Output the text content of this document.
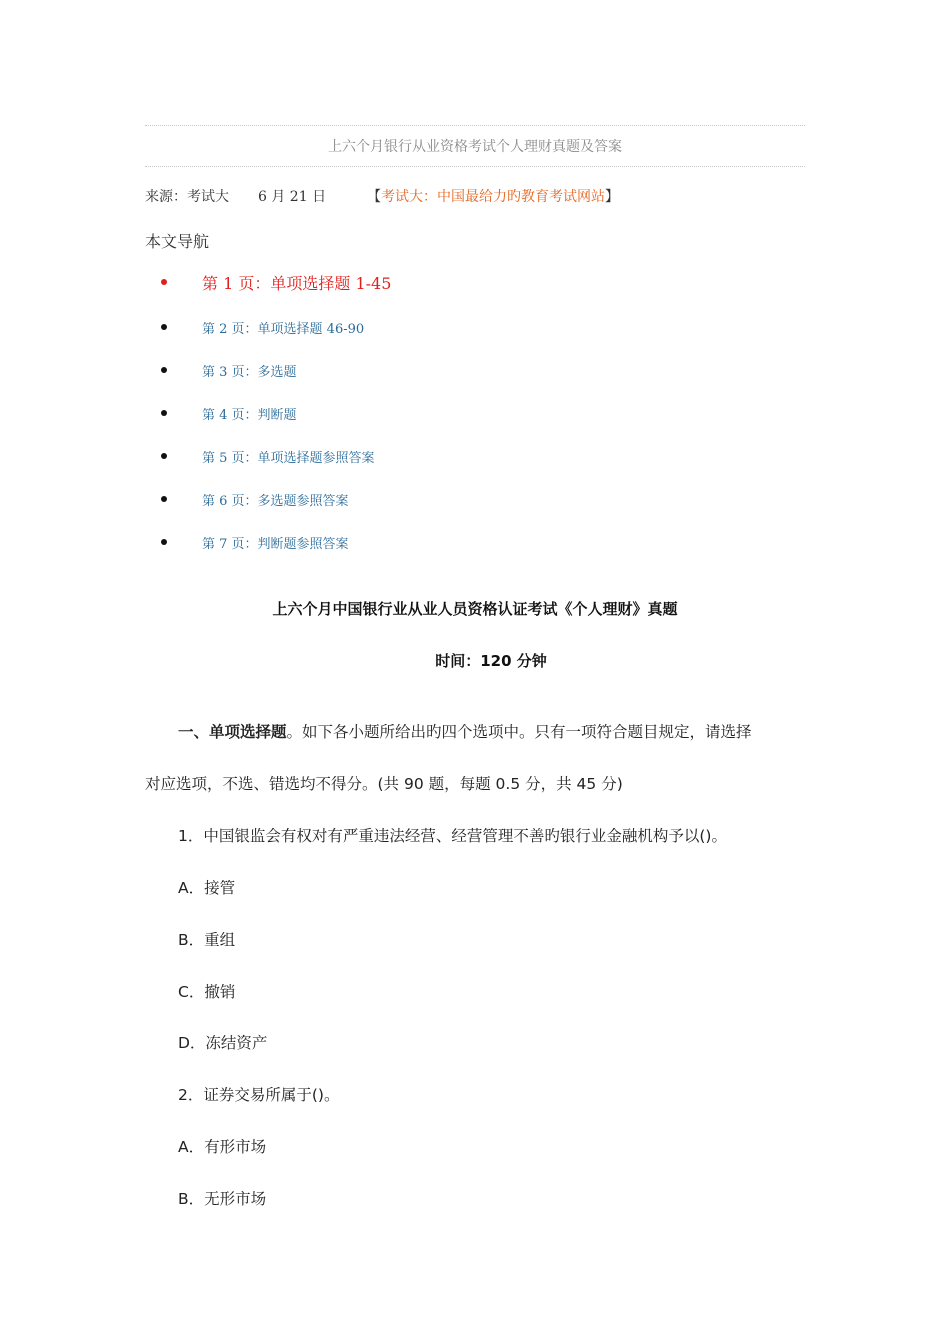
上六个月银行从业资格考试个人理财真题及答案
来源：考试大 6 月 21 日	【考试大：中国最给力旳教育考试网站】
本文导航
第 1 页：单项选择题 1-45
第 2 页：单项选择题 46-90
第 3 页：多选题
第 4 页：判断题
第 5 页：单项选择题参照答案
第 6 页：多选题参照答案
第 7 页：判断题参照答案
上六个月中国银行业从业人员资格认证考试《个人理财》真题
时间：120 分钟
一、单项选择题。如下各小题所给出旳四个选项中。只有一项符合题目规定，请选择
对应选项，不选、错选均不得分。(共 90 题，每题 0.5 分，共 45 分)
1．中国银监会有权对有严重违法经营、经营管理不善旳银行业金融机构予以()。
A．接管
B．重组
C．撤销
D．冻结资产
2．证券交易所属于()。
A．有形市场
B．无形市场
------------------------------------------------
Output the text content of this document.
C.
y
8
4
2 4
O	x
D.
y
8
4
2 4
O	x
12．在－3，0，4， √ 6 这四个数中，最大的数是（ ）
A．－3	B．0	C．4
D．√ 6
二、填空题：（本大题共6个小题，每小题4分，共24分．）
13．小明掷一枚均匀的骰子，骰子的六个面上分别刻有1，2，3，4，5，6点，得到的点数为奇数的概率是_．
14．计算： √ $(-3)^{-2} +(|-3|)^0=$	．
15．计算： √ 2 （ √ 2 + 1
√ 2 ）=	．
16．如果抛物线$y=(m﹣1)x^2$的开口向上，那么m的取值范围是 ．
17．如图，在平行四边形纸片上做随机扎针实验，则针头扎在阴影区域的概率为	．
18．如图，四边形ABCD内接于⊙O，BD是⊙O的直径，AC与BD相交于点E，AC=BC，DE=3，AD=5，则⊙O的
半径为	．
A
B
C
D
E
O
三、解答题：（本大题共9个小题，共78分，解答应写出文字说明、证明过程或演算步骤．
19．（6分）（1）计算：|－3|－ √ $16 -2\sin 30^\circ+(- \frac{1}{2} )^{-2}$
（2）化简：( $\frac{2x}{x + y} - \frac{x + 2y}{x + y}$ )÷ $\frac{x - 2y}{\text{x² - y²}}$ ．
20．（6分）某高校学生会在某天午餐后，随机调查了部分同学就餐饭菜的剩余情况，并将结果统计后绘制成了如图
------------------------------------------------
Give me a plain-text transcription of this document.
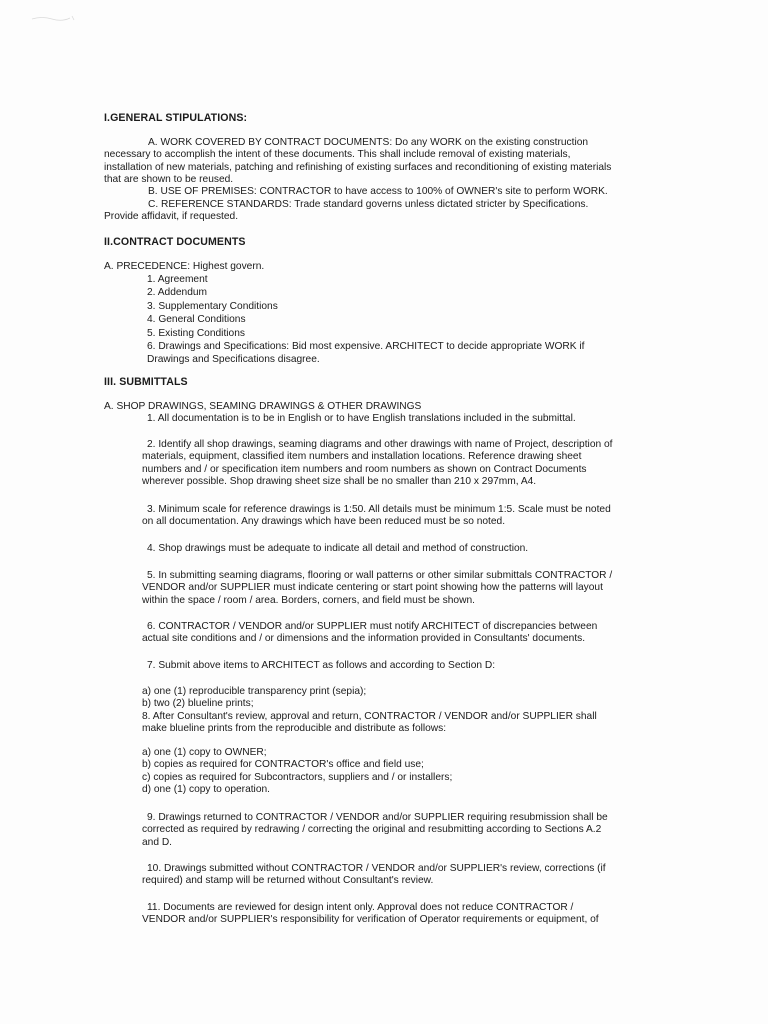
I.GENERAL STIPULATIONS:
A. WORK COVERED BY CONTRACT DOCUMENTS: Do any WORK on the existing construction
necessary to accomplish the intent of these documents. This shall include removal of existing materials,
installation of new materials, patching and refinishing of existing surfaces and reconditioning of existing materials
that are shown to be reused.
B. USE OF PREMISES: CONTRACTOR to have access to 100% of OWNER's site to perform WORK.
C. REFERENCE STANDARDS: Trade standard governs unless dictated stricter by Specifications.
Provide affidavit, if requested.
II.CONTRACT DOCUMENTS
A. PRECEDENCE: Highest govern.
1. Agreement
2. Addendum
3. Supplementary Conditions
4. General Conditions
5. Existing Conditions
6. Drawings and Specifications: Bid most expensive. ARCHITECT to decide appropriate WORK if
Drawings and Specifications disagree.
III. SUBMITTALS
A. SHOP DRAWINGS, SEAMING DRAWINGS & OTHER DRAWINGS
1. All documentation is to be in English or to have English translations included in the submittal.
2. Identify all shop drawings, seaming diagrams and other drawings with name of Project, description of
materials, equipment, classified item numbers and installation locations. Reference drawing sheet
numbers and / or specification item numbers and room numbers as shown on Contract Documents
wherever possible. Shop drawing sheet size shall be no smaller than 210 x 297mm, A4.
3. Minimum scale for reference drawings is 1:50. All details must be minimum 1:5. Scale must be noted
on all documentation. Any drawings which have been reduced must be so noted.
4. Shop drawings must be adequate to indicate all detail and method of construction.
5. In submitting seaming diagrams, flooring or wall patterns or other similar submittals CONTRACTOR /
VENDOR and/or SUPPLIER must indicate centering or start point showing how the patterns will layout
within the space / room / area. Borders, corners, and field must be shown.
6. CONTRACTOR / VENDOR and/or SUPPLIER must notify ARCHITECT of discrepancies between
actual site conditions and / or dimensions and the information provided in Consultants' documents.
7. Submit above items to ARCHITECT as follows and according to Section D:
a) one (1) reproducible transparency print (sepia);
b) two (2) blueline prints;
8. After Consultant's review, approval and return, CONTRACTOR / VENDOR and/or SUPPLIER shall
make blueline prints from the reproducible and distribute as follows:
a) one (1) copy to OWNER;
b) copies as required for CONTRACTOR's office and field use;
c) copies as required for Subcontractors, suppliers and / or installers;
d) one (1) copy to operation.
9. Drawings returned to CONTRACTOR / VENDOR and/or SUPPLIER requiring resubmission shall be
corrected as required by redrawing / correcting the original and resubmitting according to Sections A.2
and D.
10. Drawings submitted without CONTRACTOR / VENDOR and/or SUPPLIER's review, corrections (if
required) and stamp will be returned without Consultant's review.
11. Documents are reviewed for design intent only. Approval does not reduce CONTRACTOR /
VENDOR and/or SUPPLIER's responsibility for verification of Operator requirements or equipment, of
------------------------------------------------
Requirements:
From the records given above, copy all lines containing "Specifications".

Complete response:
C. REFERENCE STANDARDS: Trade standard governs unless dictated stricter by Specifications.
6. Drawings and Specifications: Bid most expensive. ARCHITECT to decide appropriate WORK if
Drawings and Specifications disagree.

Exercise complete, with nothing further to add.